_TEXT EXTRACT_:
By CAITLIN E. CURRAN  |  January 8, 2009

"Jeopardy! questions are broad but not terribly deep," she says later, in an e-mail. "Whereas in quiz bowl, people write questions on their specialty — they aren't writing these questions so that laymen should even have a hope of getting them. Often you really need to study a subject to get questions on it."

"The level of play and the quality of the top teams has continued to rise since 1992," says Hentzel. "It's really unbelievable. The quality of questions and quality of moderation is better today than ever — mostly it's because of ease of communication."

Hentzel recalls a time in the mid-'90s, when someone wrote the first quiz-bowl question ever about the Russian composer Mussorgsky. Most people had no idea who that was — Tchaikovsky was their go-to Russian composer — but quiz bowlers remembered that question, made notes to study up on Mussorgsky, and now the composer is a common part of the quiz-bowl canon.

"That sort of exposure to new questions all the time drives people to learn about new things," says Hentzel. Many quiz-bowl questions are available online after tournaments, and, with the easily accessed data provided by Wikipedia and Google, preparing for quiz-bowl tournaments is not necessarily easier, but certainly more feasible than in the pre-Internet days.

The Harvard team has certainly benefited from modern technologies — Wikipedia and Spark Notes top their list of must-have quiz-bowl prep tools during our lunchtime conversation — but they've also strengthened their game writing quiz-bowl questions, the result of hosting tournaments, which requires the host team to compose some of the puzzlers.

_DATASET ENTRIES_:
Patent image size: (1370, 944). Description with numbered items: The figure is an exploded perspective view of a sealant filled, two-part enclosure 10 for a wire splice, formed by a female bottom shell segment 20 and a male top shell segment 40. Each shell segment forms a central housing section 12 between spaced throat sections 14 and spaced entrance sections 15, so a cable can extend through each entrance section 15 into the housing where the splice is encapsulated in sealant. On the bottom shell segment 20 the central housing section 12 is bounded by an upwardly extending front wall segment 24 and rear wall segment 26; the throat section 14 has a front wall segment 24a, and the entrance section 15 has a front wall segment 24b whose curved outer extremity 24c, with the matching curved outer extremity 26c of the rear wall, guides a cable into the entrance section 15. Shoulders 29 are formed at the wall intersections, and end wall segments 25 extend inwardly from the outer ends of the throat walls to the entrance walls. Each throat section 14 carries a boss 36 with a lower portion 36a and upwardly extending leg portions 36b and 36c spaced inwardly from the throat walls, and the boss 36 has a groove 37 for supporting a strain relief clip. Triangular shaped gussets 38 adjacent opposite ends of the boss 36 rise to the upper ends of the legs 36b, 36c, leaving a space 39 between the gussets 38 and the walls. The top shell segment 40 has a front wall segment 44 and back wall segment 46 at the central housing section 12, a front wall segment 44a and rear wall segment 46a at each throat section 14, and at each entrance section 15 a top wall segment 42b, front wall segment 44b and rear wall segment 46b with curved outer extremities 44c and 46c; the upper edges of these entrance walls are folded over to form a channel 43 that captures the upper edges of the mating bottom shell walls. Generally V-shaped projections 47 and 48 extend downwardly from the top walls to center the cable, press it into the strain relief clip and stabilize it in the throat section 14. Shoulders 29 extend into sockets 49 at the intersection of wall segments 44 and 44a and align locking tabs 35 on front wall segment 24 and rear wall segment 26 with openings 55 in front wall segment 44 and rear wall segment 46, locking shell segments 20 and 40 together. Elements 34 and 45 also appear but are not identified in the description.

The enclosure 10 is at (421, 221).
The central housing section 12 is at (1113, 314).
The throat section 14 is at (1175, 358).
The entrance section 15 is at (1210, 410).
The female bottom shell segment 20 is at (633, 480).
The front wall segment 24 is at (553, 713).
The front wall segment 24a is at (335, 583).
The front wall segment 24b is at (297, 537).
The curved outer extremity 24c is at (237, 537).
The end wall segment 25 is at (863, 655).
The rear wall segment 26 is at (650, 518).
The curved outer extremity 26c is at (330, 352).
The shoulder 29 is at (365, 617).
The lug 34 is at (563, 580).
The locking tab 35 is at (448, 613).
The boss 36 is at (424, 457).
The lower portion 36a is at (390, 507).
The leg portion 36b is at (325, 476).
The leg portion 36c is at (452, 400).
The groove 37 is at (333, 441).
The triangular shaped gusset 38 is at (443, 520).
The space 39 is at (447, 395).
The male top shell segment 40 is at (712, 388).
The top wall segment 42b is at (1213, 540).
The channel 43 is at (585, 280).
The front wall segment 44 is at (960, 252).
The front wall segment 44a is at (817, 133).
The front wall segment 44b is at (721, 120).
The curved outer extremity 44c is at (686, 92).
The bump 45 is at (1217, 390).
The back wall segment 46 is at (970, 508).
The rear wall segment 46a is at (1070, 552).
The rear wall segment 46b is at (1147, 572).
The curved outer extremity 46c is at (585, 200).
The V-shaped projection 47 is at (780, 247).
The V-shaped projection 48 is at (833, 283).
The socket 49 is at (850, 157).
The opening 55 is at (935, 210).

_INSTRUCTIONS_:
1 > In the quiz bowl article, which two tools top the Harvard team's list of must-have prep tools?
2 > Return the part of the quiz bowl article starting at "Hentzel recalls a" and ending at "the quiz-bowl canon.".

_WRITTEN ANSWERS_:
1 > Wikipedia and Spark Notes.

2 >
Hentzel recalls a time in the mid-'90s, when someone wrote the first quiz-bowl question ever about the Russian composer Mussorgsky. Most people had no idea who that was — Tchaikovsky was their go-to Russian composer — but quiz bowlers remembered that question, made notes to study up on Mussorgsky, and now the composer is a common part of the quiz-bowl canon.